### A run of records:
------------------------------------

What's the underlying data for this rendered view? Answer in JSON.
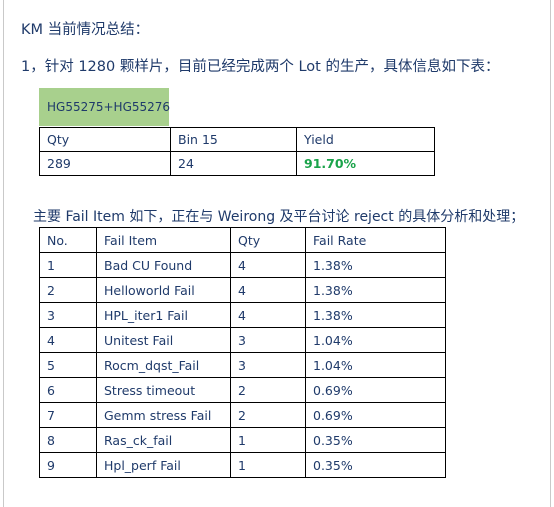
{
  "heading": "KM 当前情况总结：",
  "line1": "1，针对 1280 颗样片，目前已经完成两个 Lot 的生产，具体信息如下表：",
  "lot_tag": "HG55275+HG55276",
  "summary": {
    "headers": [
      "Qty",
      "Bin 15",
      "Yield"
    ],
    "values": [
      "289",
      "24",
      "91.70%"
    ],
    "yield_color": "#1aa34a"
  },
  "line2": "主要 Fail Item 如下，正在与 Weirong 及平台讨论 reject 的具体分析和处理；",
  "fail_table": {
    "headers": [
      "No.",
      "Fail Item",
      "Qty",
      "Fail Rate"
    ],
    "rows": [
      [
        "1",
        "Bad CU Found",
        "4",
        "1.38%"
      ],
      [
        "2",
        "Helloworld Fail",
        "4",
        "1.38%"
      ],
      [
        "3",
        "HPL_iter1 Fail",
        "4",
        "1.38%"
      ],
      [
        "4",
        "Unitest Fail",
        "3",
        "1.04%"
      ],
      [
        "5",
        "Rocm_dqst_Fail",
        "3",
        "1.04%"
      ],
      [
        "6",
        "Stress timeout",
        "2",
        "0.69%"
      ],
      [
        "7",
        "Gemm stress Fail",
        "2",
        "0.69%"
      ],
      [
        "8",
        "Ras_ck_fail",
        "1",
        "0.35%"
      ],
      [
        "9",
        "Hpl_perf Fail",
        "1",
        "0.35%"
      ]
    ]
  },
  "colors": {
    "text": "#1f3a6a",
    "lot_tag_bg": "#a8d08d"
  }
}
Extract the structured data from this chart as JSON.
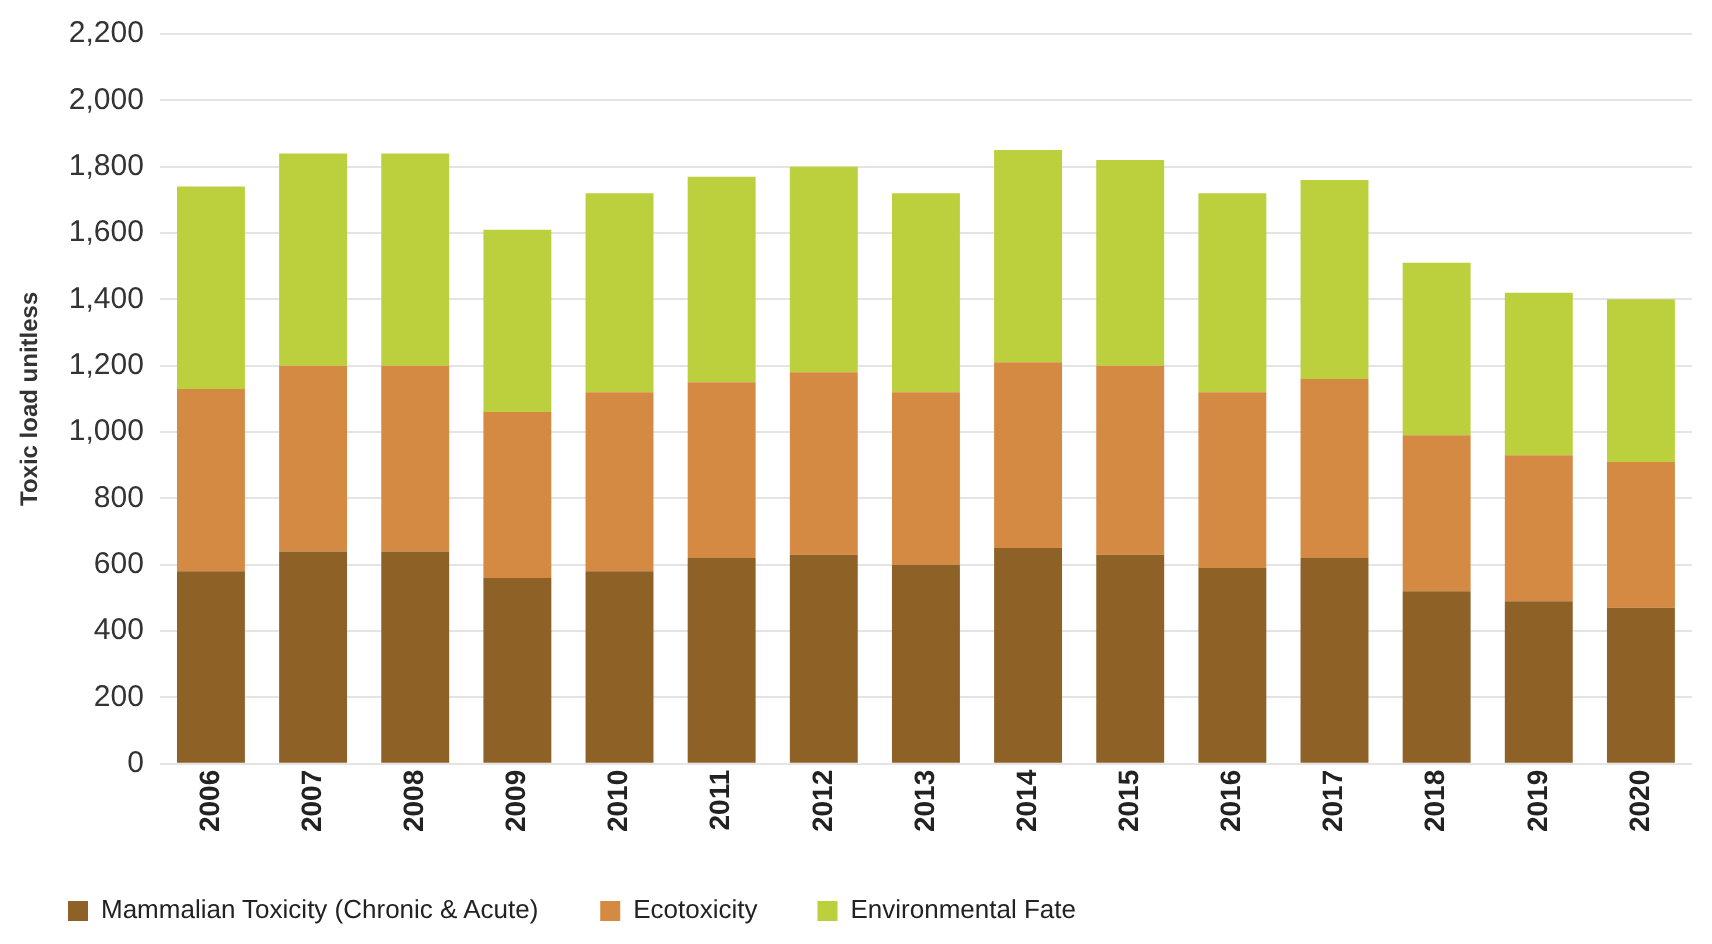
{
  "chart_data": {
    "type": "bar",
    "stacked": true,
    "ylabel": "Toxic load unitless",
    "categories": [
      "2006",
      "2007",
      "2008",
      "2009",
      "2010",
      "2011",
      "2012",
      "2013",
      "2014",
      "2015",
      "2016",
      "2017",
      "2018",
      "2019",
      "2020"
    ],
    "series": [
      {
        "name": "Mammalian Toxicity (Chronic & Acute)",
        "color": "#8e6127",
        "values": [
          580,
          640,
          640,
          560,
          580,
          620,
          630,
          600,
          650,
          630,
          590,
          620,
          520,
          490,
          470
        ]
      },
      {
        "name": "Ecotoxicity",
        "color": "#d48a42",
        "values": [
          550,
          560,
          560,
          500,
          540,
          530,
          550,
          520,
          560,
          570,
          530,
          540,
          470,
          440,
          440
        ]
      },
      {
        "name": "Environmental Fate",
        "color": "#bccf3c",
        "values": [
          610,
          640,
          640,
          550,
          600,
          620,
          620,
          600,
          640,
          620,
          600,
          600,
          520,
          490,
          490
        ]
      }
    ],
    "ylim": [
      0,
      2200
    ],
    "yticks": [
      0,
      200,
      400,
      600,
      800,
      {
        "value": 1000,
        "label": "1,000"
      },
      {
        "value": 1200,
        "label": "1,200"
      },
      {
        "value": 1400,
        "label": "1,400"
      },
      {
        "value": 1600,
        "label": "1,600"
      },
      {
        "value": 1800,
        "label": "1,800"
      },
      {
        "value": 2000,
        "label": "2,000"
      },
      {
        "value": 2200,
        "label": "2,200"
      }
    ],
    "grid": "y",
    "legend": "bottom left"
  }
}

------------------------------------

### Written exercise:
Every entry must be written out exactly, with all pictures left out.

### Expected output:
What's the underlying data for this rendered view? Answer in JSON.
{
  "heading": "KM 当前情况总结：",
  "line1": "1，针对 1280 颗样片，目前已经完成两个 Lot 的生产，具体信息如下表：",
  "lot_tag": "HG55275+HG55276",
  "summary": {
    "headers": [
      "Qty",
      "Bin 15",
      "Yield"
    ],
    "values": [
      "289",
      "24",
      "91.70%"
    ],
    "yield_color": "#1aa34a"
  },
  "line2": "主要 Fail Item 如下，正在与 Weirong 及平台讨论 reject 的具体分析和处理；",
  "fail_table": {
    "headers": [
      "No.",
      "Fail Item",
      "Qty",
      "Fail Rate"
    ],
    "rows": [
      [
        "1",
        "Bad CU Found",
        "4",
        "1.38%"
      ],
      [
        "2",
        "Helloworld Fail",
        "4",
        "1.38%"
      ],
      [
        "3",
        "HPL_iter1 Fail",
        "4",
        "1.38%"
      ],
      [
        "4",
        "Unitest Fail",
        "3",
        "1.04%"
      ],
      [
        "5",
        "Rocm_dqst_Fail",
        "3",
        "1.04%"
      ],
      [
        "6",
        "Stress timeout",
        "2",
        "0.69%"
      ],
      [
        "7",
        "Gemm stress Fail",
        "2",
        "0.69%"
      ],
      [
        "8",
        "Ras_ck_fail",
        "1",
        "0.35%"
      ],
      [
        "9",
        "Hpl_perf Fail",
        "1",
        "0.35%"
      ]
    ]
  },
  "colors": {
    "text": "#1f3a6a",
    "lot_tag_bg": "#a8d08d"
  }
}
Extract the structured data from this chart as JSON.
{
  "chart_data": {
    "type": "bar",
    "stacked": true,
    "ylabel": "Toxic load unitless",
    "categories": [
      "2006",
      "2007",
      "2008",
      "2009",
      "2010",
      "2011",
      "2012",
      "2013",
      "2014",
      "2015",
      "2016",
      "2017",
      "2018",
      "2019",
      "2020"
    ],
    "series": [
      {
        "name": "Mammalian Toxicity (Chronic & Acute)",
        "color": "#8e6127",
        "values": [
          580,
          640,
          640,
          560,
          580,
          620,
          630,
          600,
          650,
          630,
          590,
          620,
          520,
          490,
          470
        ]
      },
      {
        "name": "Ecotoxicity",
        "color": "#d48a42",
        "values": [
          550,
          560,
          560,
          500,
          540,
          530,
          550,
          520,
          560,
          570,
          530,
          540,
          470,
          440,
          440
        ]
      },
      {
        "name": "Environmental Fate",
        "color": "#bccf3c",
        "values": [
          610,
          640,
          640,
          550,
          600,
          620,
          620,
          600,
          640,
          620,
          600,
          600,
          520,
          490,
          490
        ]
      }
    ],
    "ylim": [
      0,
      2200
    ],
    "yticks": [
      0,
      200,
      400,
      600,
      800,
      {
        "value": 1000,
        "label": "1,000"
      },
      {
        "value": 1200,
        "label": "1,200"
      },
      {
        "value": 1400,
        "label": "1,400"
      },
      {
        "value": 1600,
        "label": "1,600"
      },
      {
        "value": 1800,
        "label": "1,800"
      },
      {
        "value": 2000,
        "label": "2,000"
      },
      {
        "value": 2200,
        "label": "2,200"
      }
    ],
    "grid": "y",
    "legend": "bottom left"
  }
}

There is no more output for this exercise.